BRIEF
Reproduce the following material exactly, including every line.

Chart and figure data

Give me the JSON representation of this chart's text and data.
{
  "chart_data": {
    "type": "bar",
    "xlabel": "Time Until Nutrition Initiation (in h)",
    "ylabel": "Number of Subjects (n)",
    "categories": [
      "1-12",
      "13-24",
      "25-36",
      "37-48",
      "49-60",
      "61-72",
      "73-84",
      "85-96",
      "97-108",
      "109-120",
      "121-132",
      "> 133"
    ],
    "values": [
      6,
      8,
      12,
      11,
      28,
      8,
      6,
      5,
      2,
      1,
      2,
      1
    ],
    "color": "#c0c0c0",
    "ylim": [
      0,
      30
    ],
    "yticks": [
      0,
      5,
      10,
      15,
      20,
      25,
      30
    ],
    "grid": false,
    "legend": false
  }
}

THE OUTPUT
Give me the JSON representation of this chart's text and data.
{
  "chart_data": {
    "type": "bar",
    "xlabel": "Time Until Nutrition Initiation (in h)",
    "ylabel": "Number of Subjects (n)",
    "categories": [
      "1-12",
      "13-24",
      "25-36",
      "37-48",
      "49-60",
      "61-72",
      "73-84",
      "85-96",
      "97-108",
      "109-120",
      "121-132",
      "> 133"
    ],
    "values": [
      6,
      8,
      12,
      11,
      28,
      8,
      6,
      5,
      2,
      1,
      2,
      1
    ],
    "color": "#c0c0c0",
    "ylim": [
      0,
      30
    ],
    "yticks": [
      0,
      5,
      10,
      15,
      20,
      25,
      30
    ],
    "grid": false,
    "legend": false
  }
}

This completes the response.